### Objective
Without the pictures, set down the records below word for word.

### Excerpted records
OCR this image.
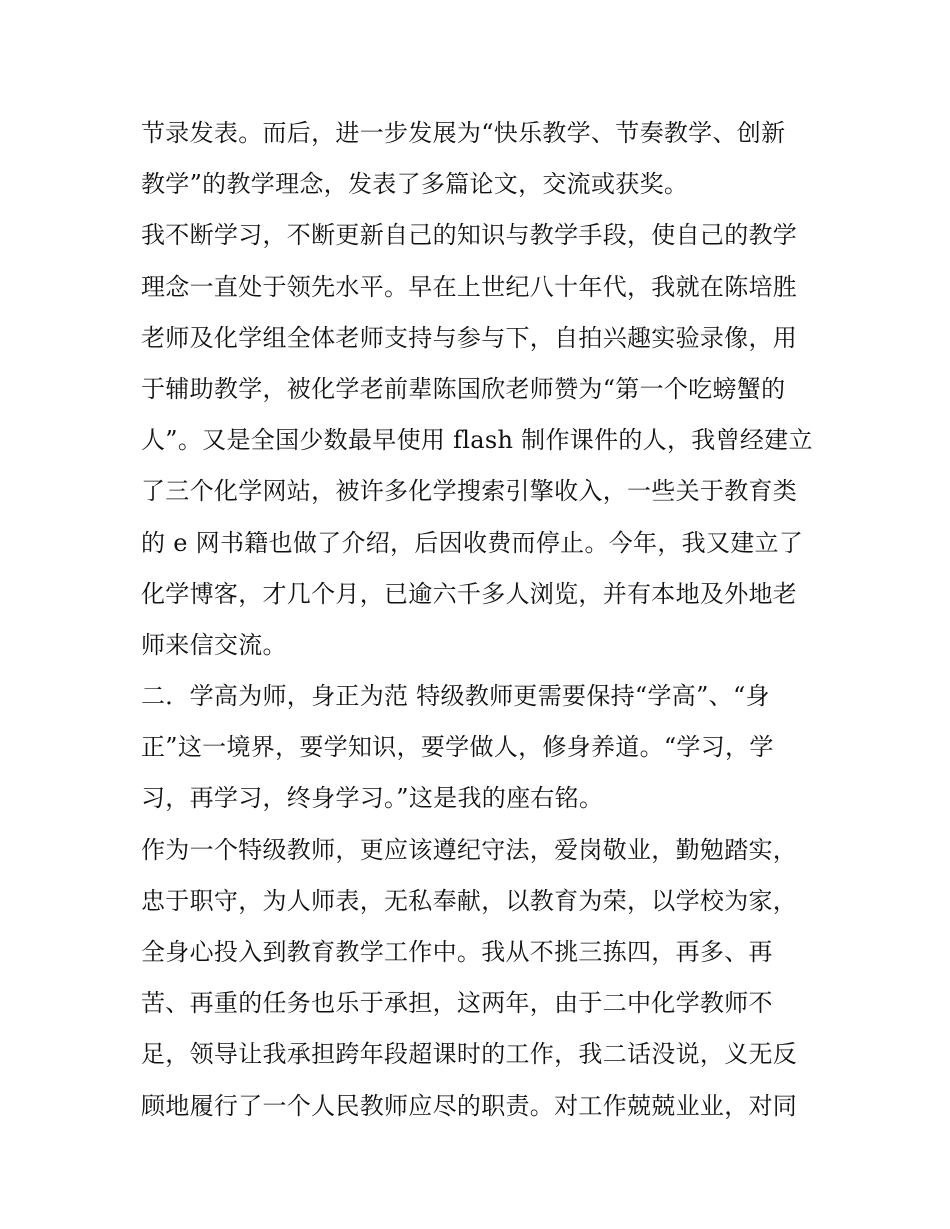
节录发表。而后，进一步发展为“快乐教学、节奏教学、创新
教学”的教学理念，发表了多篇论文，交流或获奖。
我不断学习，不断更新自己的知识与教学手段，使自己的教学
理念一直处于领先水平。早在上世纪八十年代，我就在陈培胜
老师及化学组全体老师支持与参与下，自拍兴趣实验录像，用
于辅助教学，被化学老前辈陈国欣老师赞为“第一个吃螃蟹的
人”。又是全国少数最早使用 flash 制作课件的人，我曾经建立
了三个化学网站，被许多化学搜索引擎收入，一些关于教育类
的 e 网书籍也做了介绍，后因收费而停止。今年，我又建立了
化学博客，才几个月，已逾六千多人浏览，并有本地及外地老
师来信交流。
二．学高为师，身正为范 特级教师更需要保持“学高”、“身
正”这一境界，要学知识，要学做人，修身养道。“学习，学
习，再学习，终身学习。”这是我的座右铭。
作为一个特级教师，更应该遵纪守法，爱岗敬业，勤勉踏实，
忠于职守，为人师表，无私奉献，以教育为荣，以学校为家，
全身心投入到教育教学工作中。我从不挑三拣四，再多、再
苦、再重的任务也乐于承担，这两年，由于二中化学教师不
足，领导让我承担跨年段超课时的工作，我二话没说，义无反
顾地履行了一个人民教师应尽的职责。对工作兢兢业业，对同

### Full solution
OCR this image.
节录发表。而后，进一步发展为“快乐教学、节奏教学、创新
教学”的教学理念，发表了多篇论文，交流或获奖。
我不断学习，不断更新自己的知识与教学手段，使自己的教学
理念一直处于领先水平。早在上世纪八十年代，我就在陈培胜
老师及化学组全体老师支持与参与下，自拍兴趣实验录像，用
于辅助教学，被化学老前辈陈国欣老师赞为“第一个吃螃蟹的
人”。又是全国少数最早使用 flash 制作课件的人，我曾经建立
了三个化学网站，被许多化学搜索引擎收入，一些关于教育类
的 e 网书籍也做了介绍，后因收费而停止。今年，我又建立了
化学博客，才几个月，已逾六千多人浏览，并有本地及外地老
师来信交流。
二．学高为师，身正为范 特级教师更需要保持“学高”、“身
正”这一境界，要学知识，要学做人，修身养道。“学习，学
习，再学习，终身学习。”这是我的座右铭。
作为一个特级教师，更应该遵纪守法，爱岗敬业，勤勉踏实，
忠于职守，为人师表，无私奉献，以教育为荣，以学校为家，
全身心投入到教育教学工作中。我从不挑三拣四，再多、再
苦、再重的任务也乐于承担，这两年，由于二中化学教师不
足，领导让我承担跨年段超课时的工作，我二话没说，义无反
顾地履行了一个人民教师应尽的职责。对工作兢兢业业，对同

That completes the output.